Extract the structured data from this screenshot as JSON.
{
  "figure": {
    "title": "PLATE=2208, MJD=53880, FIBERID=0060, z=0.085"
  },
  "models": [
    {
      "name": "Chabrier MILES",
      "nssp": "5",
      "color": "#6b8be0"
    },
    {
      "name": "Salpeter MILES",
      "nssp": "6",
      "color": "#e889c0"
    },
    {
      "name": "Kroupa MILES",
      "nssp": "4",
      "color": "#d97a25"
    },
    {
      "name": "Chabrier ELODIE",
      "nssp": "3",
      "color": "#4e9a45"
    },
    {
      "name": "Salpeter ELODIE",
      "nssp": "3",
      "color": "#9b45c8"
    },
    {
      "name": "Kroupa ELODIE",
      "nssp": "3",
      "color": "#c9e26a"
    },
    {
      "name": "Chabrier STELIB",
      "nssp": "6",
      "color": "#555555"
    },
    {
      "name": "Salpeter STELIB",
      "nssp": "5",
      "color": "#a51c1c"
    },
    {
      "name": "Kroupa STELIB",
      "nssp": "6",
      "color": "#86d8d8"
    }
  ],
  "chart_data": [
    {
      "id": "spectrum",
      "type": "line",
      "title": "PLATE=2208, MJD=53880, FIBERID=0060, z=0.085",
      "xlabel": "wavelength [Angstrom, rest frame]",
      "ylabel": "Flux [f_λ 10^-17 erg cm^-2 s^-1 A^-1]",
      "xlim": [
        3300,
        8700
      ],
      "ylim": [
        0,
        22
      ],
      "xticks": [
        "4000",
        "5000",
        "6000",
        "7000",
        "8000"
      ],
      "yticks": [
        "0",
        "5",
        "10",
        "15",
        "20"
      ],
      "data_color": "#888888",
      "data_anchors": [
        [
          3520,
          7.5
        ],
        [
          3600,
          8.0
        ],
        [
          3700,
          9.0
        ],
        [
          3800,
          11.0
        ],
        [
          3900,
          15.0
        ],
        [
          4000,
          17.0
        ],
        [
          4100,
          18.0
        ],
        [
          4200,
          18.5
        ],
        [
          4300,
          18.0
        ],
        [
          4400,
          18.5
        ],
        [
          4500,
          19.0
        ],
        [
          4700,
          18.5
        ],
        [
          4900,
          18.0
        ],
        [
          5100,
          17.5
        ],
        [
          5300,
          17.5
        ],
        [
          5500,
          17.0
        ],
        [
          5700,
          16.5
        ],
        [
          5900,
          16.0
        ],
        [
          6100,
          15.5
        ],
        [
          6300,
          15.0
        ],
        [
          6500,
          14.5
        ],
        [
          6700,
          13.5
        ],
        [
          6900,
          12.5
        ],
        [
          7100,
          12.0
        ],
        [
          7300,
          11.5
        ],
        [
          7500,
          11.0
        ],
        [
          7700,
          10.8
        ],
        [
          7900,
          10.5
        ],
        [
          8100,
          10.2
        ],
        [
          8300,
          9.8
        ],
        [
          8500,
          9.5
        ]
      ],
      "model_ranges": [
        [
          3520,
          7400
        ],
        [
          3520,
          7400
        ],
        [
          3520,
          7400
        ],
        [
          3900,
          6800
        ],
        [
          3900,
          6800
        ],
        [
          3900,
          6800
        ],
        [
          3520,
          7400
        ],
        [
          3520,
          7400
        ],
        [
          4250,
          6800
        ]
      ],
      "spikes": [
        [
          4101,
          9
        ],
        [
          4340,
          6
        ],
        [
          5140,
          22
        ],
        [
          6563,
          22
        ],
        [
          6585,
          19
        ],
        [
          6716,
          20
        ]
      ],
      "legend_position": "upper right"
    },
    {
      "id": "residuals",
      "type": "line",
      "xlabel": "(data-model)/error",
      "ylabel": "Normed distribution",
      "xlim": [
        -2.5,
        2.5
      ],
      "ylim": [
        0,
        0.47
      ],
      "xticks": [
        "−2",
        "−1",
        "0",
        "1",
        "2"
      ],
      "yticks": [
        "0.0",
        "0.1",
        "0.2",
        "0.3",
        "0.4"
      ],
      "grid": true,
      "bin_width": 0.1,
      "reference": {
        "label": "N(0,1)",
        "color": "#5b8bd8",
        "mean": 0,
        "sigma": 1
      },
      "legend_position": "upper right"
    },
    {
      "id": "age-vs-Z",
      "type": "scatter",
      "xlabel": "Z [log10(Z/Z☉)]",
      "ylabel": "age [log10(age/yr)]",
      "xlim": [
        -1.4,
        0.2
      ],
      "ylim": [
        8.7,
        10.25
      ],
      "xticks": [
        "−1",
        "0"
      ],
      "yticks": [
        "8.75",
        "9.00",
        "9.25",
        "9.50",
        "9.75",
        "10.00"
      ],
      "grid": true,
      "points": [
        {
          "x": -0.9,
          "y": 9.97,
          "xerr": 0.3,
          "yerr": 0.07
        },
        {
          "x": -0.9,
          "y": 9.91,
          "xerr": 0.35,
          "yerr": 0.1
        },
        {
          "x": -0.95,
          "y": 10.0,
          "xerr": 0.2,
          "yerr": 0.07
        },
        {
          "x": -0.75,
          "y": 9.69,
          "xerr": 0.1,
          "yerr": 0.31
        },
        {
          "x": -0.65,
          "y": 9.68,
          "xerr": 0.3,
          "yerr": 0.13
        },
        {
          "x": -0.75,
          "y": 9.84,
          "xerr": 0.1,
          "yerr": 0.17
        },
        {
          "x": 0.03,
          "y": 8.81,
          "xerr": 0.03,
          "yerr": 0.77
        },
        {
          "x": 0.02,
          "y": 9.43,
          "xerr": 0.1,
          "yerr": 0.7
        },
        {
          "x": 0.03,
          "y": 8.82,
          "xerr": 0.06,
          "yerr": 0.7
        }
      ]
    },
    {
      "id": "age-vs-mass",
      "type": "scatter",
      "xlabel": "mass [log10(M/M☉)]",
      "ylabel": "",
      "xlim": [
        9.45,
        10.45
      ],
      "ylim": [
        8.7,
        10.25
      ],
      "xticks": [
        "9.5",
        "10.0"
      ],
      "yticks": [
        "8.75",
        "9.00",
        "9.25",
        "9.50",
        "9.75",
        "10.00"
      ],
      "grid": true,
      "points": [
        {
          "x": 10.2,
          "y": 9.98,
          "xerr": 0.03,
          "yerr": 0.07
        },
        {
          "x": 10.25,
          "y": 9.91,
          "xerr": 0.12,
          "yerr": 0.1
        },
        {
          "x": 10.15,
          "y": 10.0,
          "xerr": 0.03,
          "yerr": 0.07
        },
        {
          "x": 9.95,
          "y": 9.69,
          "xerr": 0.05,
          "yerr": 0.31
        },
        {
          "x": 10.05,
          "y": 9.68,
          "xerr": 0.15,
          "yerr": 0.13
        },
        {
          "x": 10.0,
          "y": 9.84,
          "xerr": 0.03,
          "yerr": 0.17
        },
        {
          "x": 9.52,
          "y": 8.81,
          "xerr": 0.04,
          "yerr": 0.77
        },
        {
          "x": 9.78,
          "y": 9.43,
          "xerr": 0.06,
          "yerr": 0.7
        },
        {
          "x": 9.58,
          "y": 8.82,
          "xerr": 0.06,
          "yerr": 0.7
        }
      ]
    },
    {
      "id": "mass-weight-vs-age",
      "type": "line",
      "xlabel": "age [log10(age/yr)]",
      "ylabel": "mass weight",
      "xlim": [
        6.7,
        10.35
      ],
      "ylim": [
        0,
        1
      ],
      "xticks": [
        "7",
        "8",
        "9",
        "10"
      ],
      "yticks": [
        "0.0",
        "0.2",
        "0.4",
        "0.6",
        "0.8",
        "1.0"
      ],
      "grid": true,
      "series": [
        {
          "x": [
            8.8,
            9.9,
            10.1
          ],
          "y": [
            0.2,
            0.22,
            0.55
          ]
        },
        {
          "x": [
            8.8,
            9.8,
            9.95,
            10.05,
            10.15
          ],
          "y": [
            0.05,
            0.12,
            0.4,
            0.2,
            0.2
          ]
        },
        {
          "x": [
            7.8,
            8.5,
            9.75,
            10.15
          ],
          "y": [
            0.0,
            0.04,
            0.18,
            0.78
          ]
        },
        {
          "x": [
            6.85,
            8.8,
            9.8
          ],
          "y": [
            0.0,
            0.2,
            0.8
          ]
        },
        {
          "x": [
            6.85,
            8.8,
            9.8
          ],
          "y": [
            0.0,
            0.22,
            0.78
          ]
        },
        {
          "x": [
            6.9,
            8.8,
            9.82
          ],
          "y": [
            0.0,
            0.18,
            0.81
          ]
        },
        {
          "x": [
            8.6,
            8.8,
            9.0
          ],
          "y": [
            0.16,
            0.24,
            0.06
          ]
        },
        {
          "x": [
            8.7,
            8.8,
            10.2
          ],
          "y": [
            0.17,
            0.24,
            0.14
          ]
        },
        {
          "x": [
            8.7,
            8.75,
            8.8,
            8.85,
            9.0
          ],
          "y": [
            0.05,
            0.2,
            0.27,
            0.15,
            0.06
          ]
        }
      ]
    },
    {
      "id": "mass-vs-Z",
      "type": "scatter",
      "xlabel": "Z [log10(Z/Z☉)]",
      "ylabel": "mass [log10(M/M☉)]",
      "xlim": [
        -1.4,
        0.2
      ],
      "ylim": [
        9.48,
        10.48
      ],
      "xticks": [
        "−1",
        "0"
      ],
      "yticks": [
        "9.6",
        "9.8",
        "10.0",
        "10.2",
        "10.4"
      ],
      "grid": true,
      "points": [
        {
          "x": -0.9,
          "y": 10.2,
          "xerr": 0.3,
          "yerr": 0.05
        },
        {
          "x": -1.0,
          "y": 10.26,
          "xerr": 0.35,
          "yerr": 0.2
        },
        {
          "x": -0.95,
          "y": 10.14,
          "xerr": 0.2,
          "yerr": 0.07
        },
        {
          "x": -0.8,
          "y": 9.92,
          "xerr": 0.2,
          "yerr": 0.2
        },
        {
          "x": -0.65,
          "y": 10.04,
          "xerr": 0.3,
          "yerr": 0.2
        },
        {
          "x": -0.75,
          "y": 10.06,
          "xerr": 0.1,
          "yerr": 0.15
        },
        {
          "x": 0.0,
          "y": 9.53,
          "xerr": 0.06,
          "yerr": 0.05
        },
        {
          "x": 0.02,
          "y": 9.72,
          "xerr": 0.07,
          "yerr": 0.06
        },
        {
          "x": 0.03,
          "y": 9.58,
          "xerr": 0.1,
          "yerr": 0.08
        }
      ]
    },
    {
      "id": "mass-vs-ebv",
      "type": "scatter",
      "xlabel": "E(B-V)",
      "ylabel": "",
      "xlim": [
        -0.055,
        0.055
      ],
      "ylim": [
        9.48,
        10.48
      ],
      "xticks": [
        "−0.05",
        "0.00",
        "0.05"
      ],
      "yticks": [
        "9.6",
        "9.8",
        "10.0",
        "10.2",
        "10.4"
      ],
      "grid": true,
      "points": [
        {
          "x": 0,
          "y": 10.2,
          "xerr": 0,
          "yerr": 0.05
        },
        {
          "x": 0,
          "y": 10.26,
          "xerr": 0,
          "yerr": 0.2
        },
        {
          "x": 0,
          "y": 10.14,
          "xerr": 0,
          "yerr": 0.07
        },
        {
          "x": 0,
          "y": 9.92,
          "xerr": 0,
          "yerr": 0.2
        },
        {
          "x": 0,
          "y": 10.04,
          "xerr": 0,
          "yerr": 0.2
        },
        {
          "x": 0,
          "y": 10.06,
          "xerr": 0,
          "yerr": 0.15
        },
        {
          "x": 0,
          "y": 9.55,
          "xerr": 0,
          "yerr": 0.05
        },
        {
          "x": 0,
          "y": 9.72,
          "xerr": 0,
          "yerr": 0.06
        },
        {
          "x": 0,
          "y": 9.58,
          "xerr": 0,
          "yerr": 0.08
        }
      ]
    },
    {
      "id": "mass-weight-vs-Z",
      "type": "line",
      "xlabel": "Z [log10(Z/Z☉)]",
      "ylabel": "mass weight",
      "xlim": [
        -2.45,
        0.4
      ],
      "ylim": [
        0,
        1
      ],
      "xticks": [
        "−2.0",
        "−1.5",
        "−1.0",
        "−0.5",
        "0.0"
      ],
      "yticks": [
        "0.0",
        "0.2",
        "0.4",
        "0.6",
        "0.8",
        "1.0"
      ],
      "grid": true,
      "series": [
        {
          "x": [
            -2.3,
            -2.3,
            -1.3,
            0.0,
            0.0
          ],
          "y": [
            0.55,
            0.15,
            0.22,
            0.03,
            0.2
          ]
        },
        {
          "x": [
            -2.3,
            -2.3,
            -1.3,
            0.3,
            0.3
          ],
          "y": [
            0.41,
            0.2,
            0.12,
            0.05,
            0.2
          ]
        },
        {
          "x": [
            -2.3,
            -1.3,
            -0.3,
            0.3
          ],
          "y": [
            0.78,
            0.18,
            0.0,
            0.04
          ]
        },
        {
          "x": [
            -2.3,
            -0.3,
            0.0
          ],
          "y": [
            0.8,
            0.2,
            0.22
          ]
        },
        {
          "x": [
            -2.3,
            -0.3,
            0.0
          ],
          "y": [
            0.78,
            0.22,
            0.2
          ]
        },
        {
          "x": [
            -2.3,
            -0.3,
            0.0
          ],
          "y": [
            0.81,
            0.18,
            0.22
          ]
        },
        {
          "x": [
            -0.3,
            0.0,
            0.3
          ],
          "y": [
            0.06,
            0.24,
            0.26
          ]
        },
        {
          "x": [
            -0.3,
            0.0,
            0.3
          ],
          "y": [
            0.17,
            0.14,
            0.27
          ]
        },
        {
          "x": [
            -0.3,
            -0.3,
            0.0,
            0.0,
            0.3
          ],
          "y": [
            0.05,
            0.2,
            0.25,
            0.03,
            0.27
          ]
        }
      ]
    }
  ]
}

▶ _THE PROBLEM_
Going through the lines above one by one, tally those with the word "mass" and give only the total.

▶ _ANSWER FOR THE TASK_
9